Wherever "Code" appears in a line, list that line.

§ Data records
++++++++++++++++++++

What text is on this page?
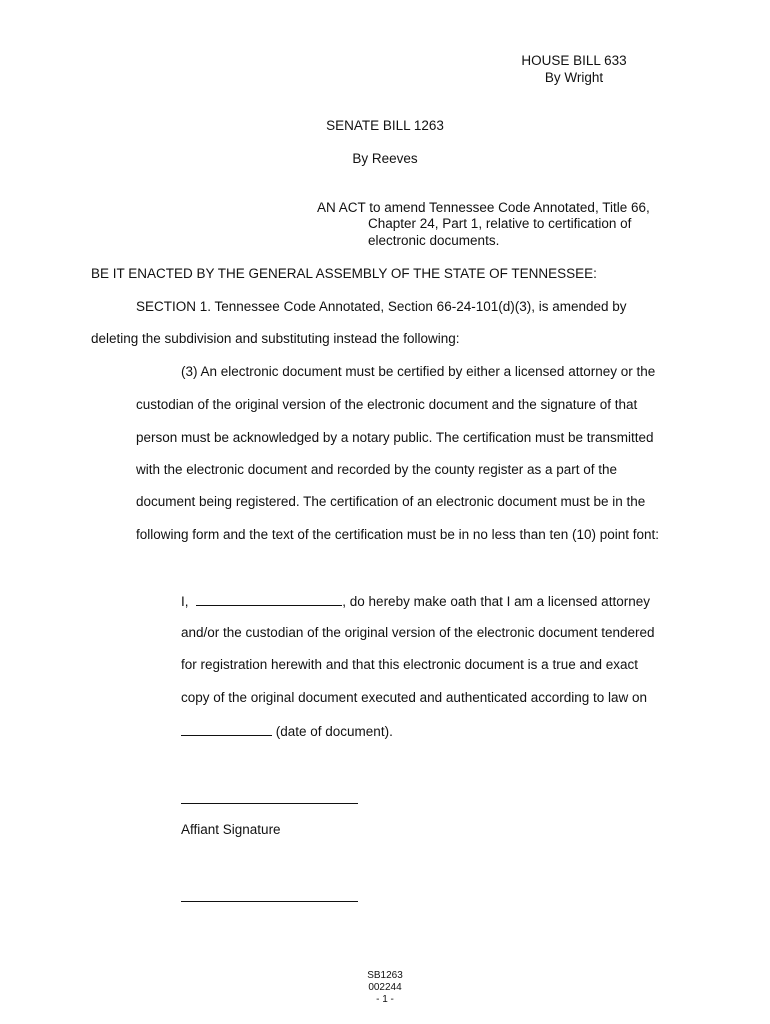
HOUSE BILL 633
By Wright
SENATE BILL 1263
By Reeves
AN ACT to amend Tennessee Code Annotated, Title 66,
Chapter 24, Part 1, relative to certification of
electronic documents.
BE IT ENACTED BY THE GENERAL ASSEMBLY OF THE STATE OF TENNESSEE:
SECTION 1. Tennessee Code Annotated, Section 66-24-101(d)(3), is amended by
deleting the subdivision and substituting instead the following:
(3) An electronic document must be certified by either a licensed attorney or the
custodian of the original version of the electronic document and the signature of that
person must be acknowledged by a notary public. The certification must be transmitted
with the electronic document and recorded by the county register as a part of the
document being registered. The certification of an electronic document must be in the
following form and the text of the certification must be in no less than ten (10) point font:
I,	, do hereby make oath that I am a licensed attorney
and/or the custodian of the original version of the electronic document tendered
for registration herewith and that this electronic document is a true and exact
copy of the original document executed and authenticated according to law on
(date of document).
Affiant Signature
SB1263
002244
- 1 -
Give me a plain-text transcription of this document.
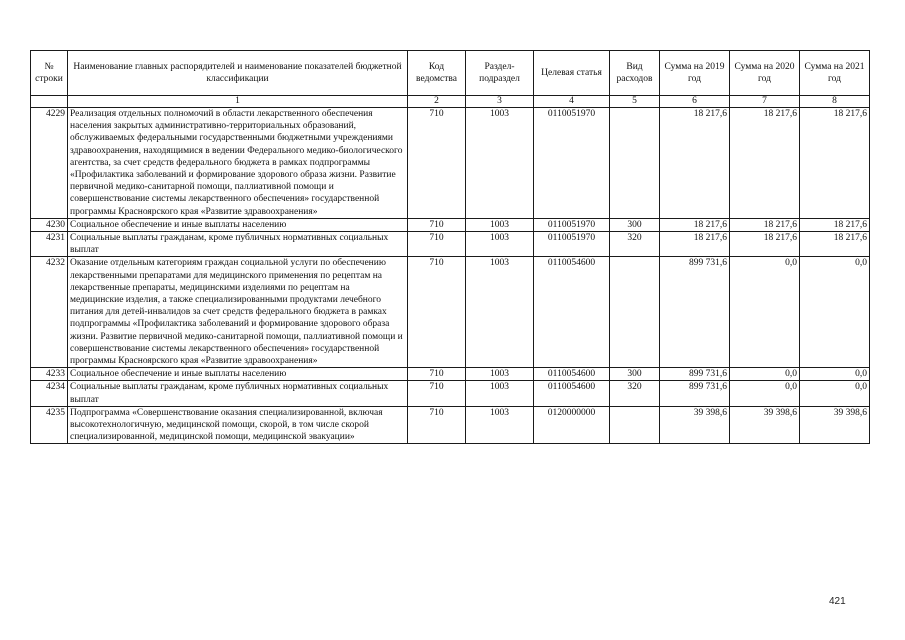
№ строки	Наименование главных распорядителей и наименование показателей бюджетной классификации	Код ведомства	Раздел-подраздел	Целевая статья	Вид расходов	Сумма на 2019 год	Сумма на 2020 год	Сумма на 2021 год
	1	2	3	4	5	6	7	8
4229	Реализация отдельных полномочий в области лекарственного обеспечения населения закрытых административно-территориальных образований, обслуживаемых федеральными государственными бюджетными учреждениями здравоохранения, находящимися в ведении Федерального медико-биологического агентства, за счет средств федерального бюджета в рамках подпрограммы «Профилактика заболеваний и формирование здорового образа жизни. Развитие первичной медико-санитарной помощи, паллиативной помощи и совершенствование системы лекарственного обеспечения» государственной программы Красноярского края «Развитие здравоохранения»	710	1003	0110051970		18 217,6	18 217,6	18 217,6
4230	Социальное обеспечение и иные выплаты населению	710	1003	0110051970	300	18 217,6	18 217,6	18 217,6
4231	Социальные выплаты гражданам, кроме публичных нормативных социальных выплат	710	1003	0110051970	320	18 217,6	18 217,6	18 217,6
4232	Оказание отдельным категориям граждан социальной услуги по обеспечению лекарственными препаратами для медицинского применения по рецептам на лекарственные препараты, медицинскими изделиями по рецептам на медицинские изделия, а также специализированными продуктами лечебного питания для детей-инвалидов за счет средств федерального бюджета в рамках подпрограммы «Профилактика заболеваний и формирование здорового образа жизни. Развитие первичной медико-санитарной помощи, паллиативной помощи и совершенствование системы лекарственного обеспечения» государственной программы Красноярского края «Развитие здравоохранения»	710	1003	0110054600		899 731,6	0,0	0,0
4233	Социальное обеспечение и иные выплаты населению	710	1003	0110054600	300	899 731,6	0,0	0,0
4234	Социальные выплаты гражданам, кроме публичных нормативных социальных выплат	710	1003	0110054600	320	899 731,6	0,0	0,0
4235	Подпрограмма «Совершенствование оказания специализированной, включая высокотехнологичную, медицинской помощи, скорой, в том числе скорой специализированной, медицинской помощи, медицинской эвакуации»	710	1003	0120000000		39 398,6	39 398,6	39 398,6
421
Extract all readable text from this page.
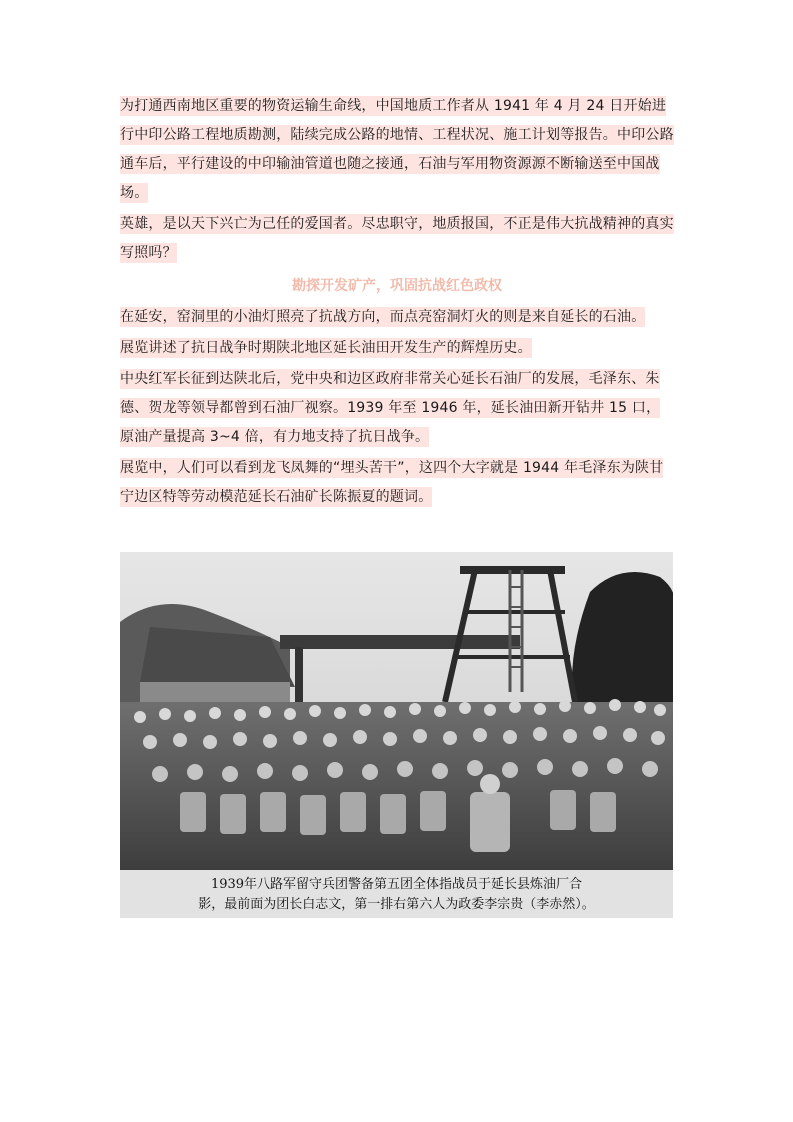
为打通西南地区重要的物资运输生命线，中国地质工作者从 1941 年 4 月 24 日开始进行中印公路工程地质勘测，陆续完成公路的地情、工程状况、施工计划等报告。中印公路通车后，平行建设的中印输油管道也随之接通，石油与军用物资源源不断输送至中国战场。

英雄，是以天下兴亡为己任的爱国者。尽忠职守，地质报国，不正是伟大抗战精神的真实写照吗？

勘探开发矿产，巩固抗战红色政权

在延安，窑洞里的小油灯照亮了抗战方向，而点亮窑洞灯火的则是来自延长的石油。

展览讲述了抗日战争时期陕北地区延长油田开发生产的辉煌历史。

中央红军长征到达陕北后，党中央和边区政府非常关心延长石油厂的发展，毛泽东、朱德、贺龙等领导都曾到石油厂视察。1939 年至 1946 年，延长油田新开钻井 15 口，原油产量提高 3~4 倍，有力地支持了抗日战争。

展览中，人们可以看到龙飞凤舞的“埋头苦干”，这四个大字就是 1944 年毛泽东为陕甘宁边区特等劳动模范延长石油矿长陈振夏的题词。

1939年八路军留守兵团警备第五团全体指战员于延长县炼油厂合
影，最前面为团长白志文，第一排右第六人为政委李宗贵（李赤然）。
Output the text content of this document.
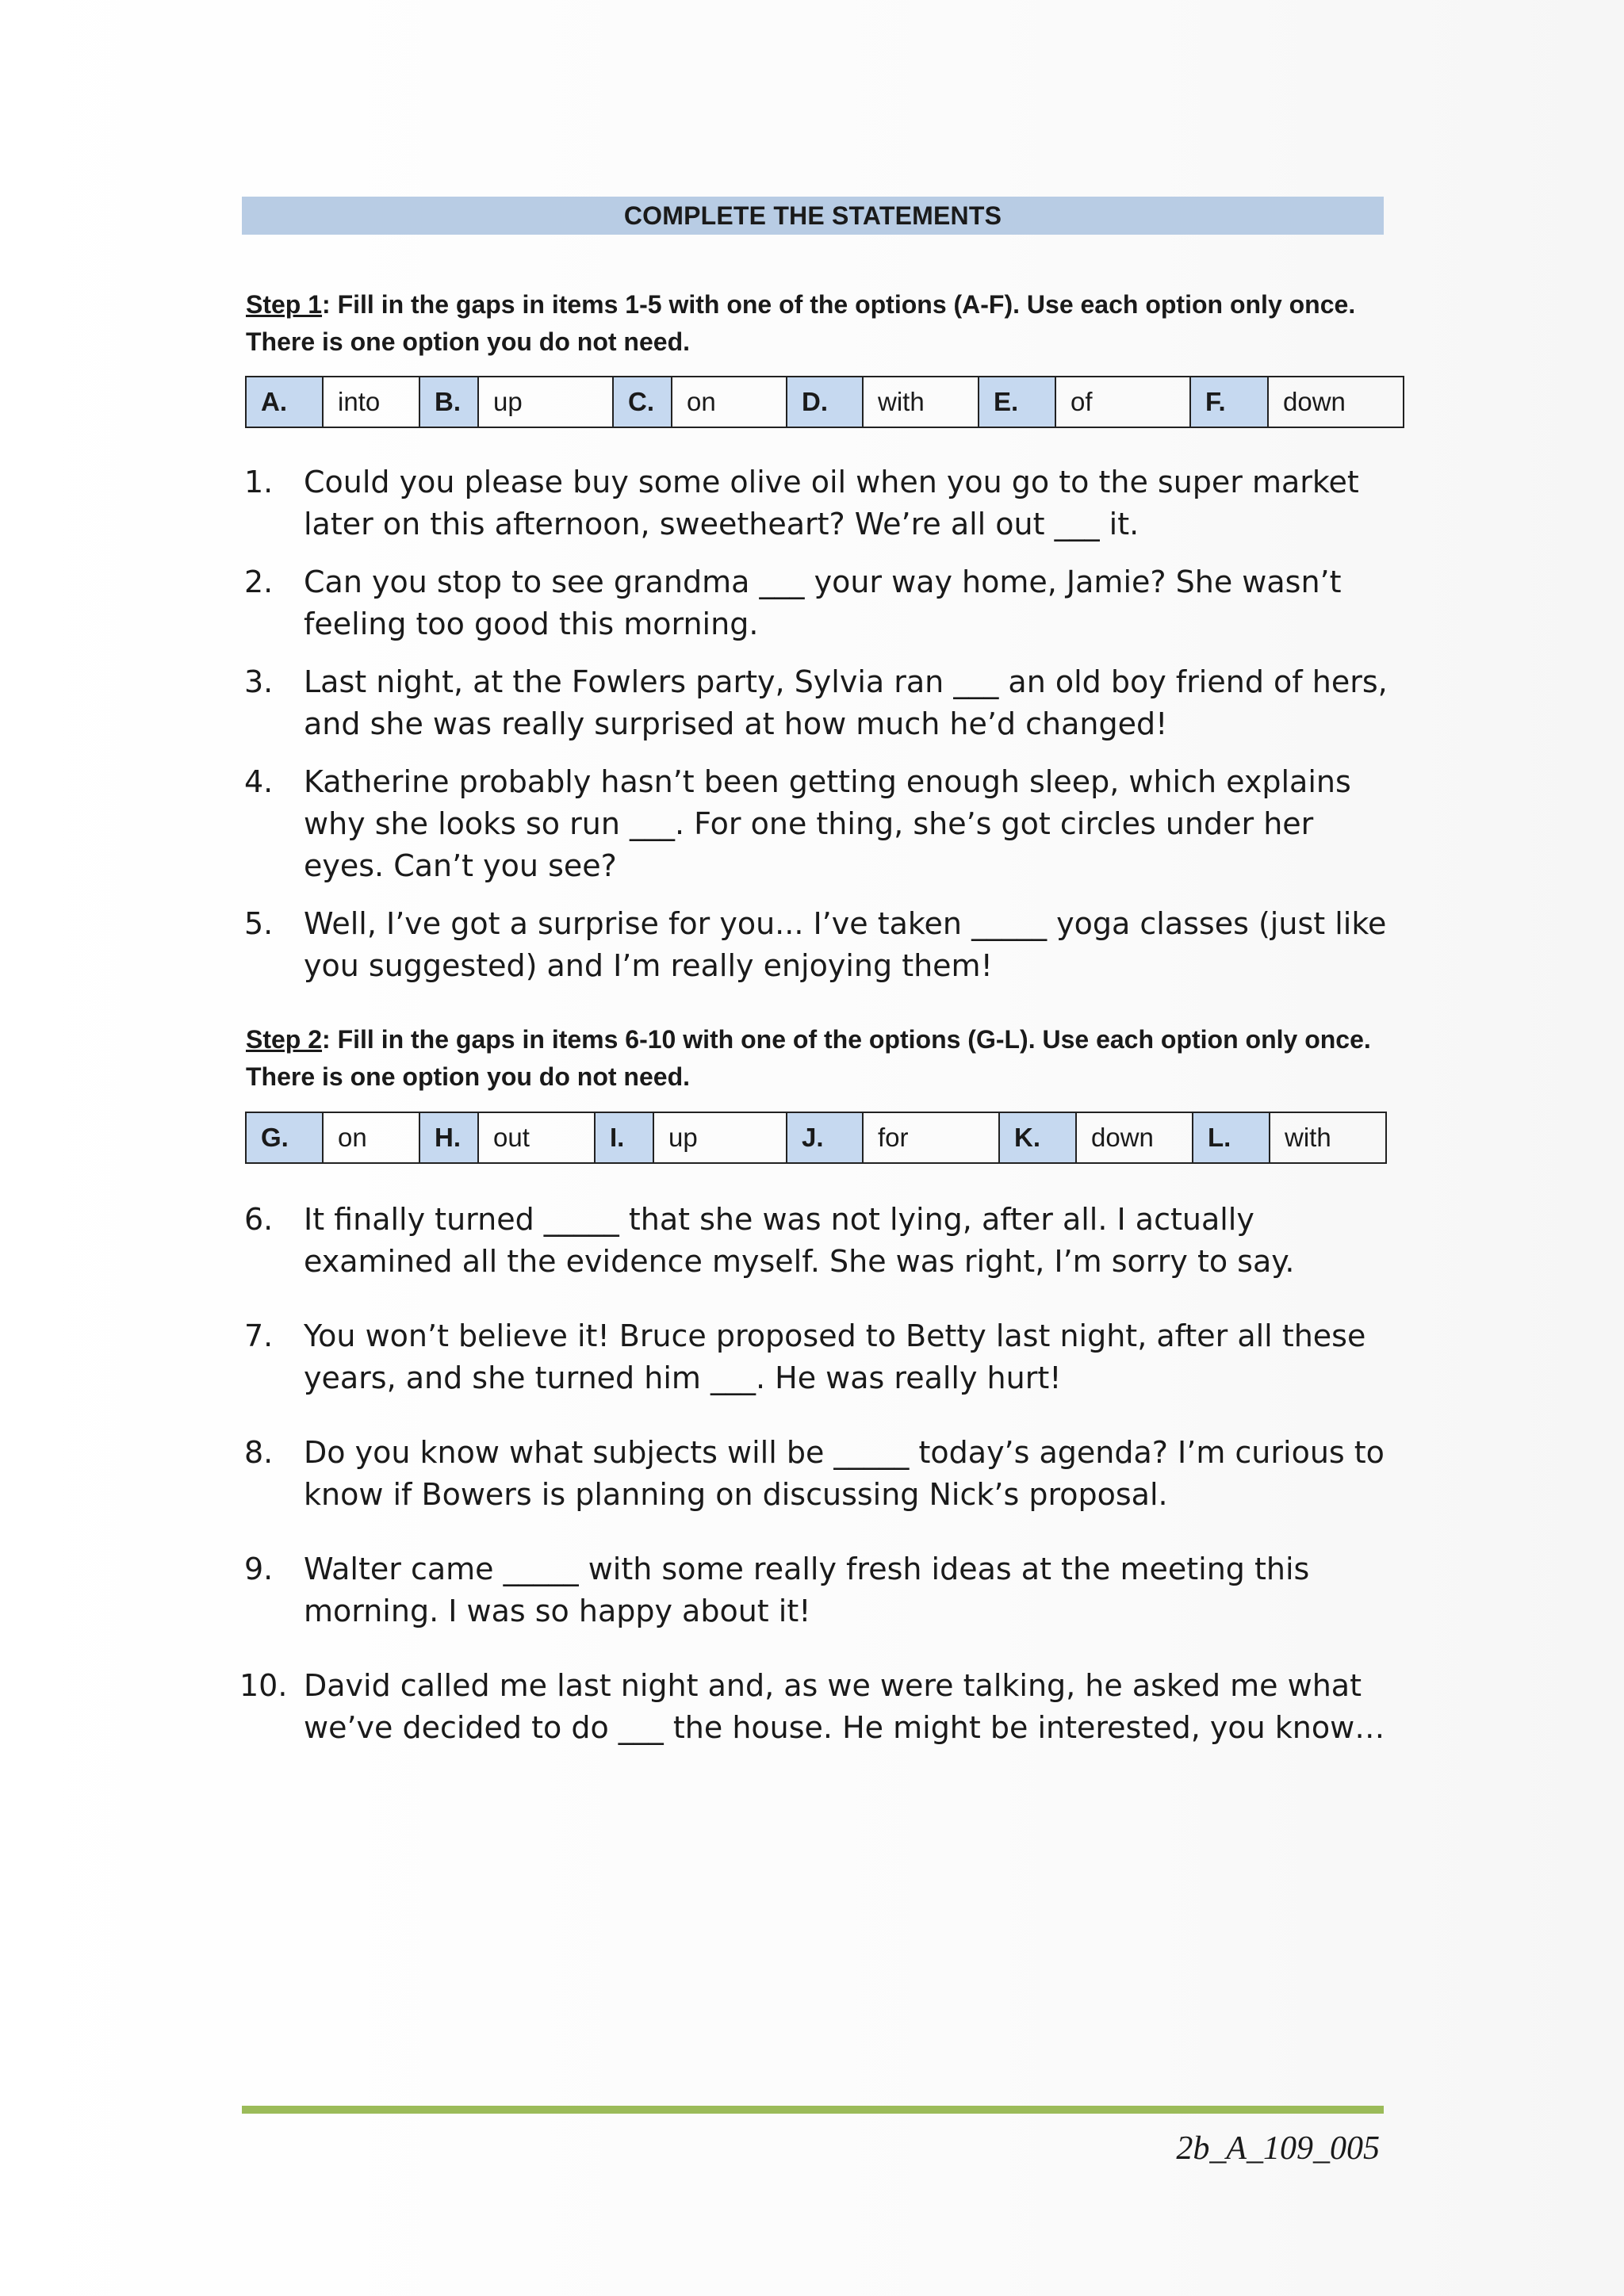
COMPLETE THE STATEMENTS
Step 1: Fill in the gaps in items 1-5 with one of the options (A-F). Use each option only once. There is one option you do not need.
A.	into	B.	up	C.	on	D.	with	E.	of	F.	down
1. Could you please buy some olive oil when you go to the super market later on this afternoon, sweetheart? We’re all out ___ it.
2. Can you stop to see grandma ___ your way home, Jamie? She wasn’t feeling too good this morning.
3. Last night, at the Fowlers party, Sylvia ran ___ an old boy friend of hers, and she was really surprised at how much he’d changed!
4. Katherine probably hasn’t been getting enough sleep, which explains why she looks so run ___. For one thing, she’s got circles under her eyes. Can’t you see?
5. Well, I’ve got a surprise for you... I’ve taken _____ yoga classes (just like you suggested) and I’m really enjoying them!
Step 2: Fill in the gaps in items 6-10 with one of the options (G-L). Use each option only once. There is one option you do not need.
G.	on	H.	out	I.	up	J.	for	K.	down	L.	with
6. It finally turned _____ that she was not lying, after all. I actually examined all the evidence myself. She was right, I’m sorry to say.
7. You won’t believe it! Bruce proposed to Betty last night, after all these years, and she turned him ___. He was really hurt!
8. Do you know what subjects will be _____ today’s agenda? I’m curious to know if Bowers is planning on discussing Nick’s proposal.
9. Walter came _____ with some really fresh ideas at the meeting this morning. I was so happy about it!
10. David called me last night and, as we were talking, he asked me what we’ve decided to do ___ the house. He might be interested, you know…
2b_A_109_005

++++++++++++++++++++

§ Exercise output
AN ACT to amend Tennessee Code Annotated, Title 66,
SECTION 1. Tennessee Code Annotated, Section 66-24-101(d)(3), is amended by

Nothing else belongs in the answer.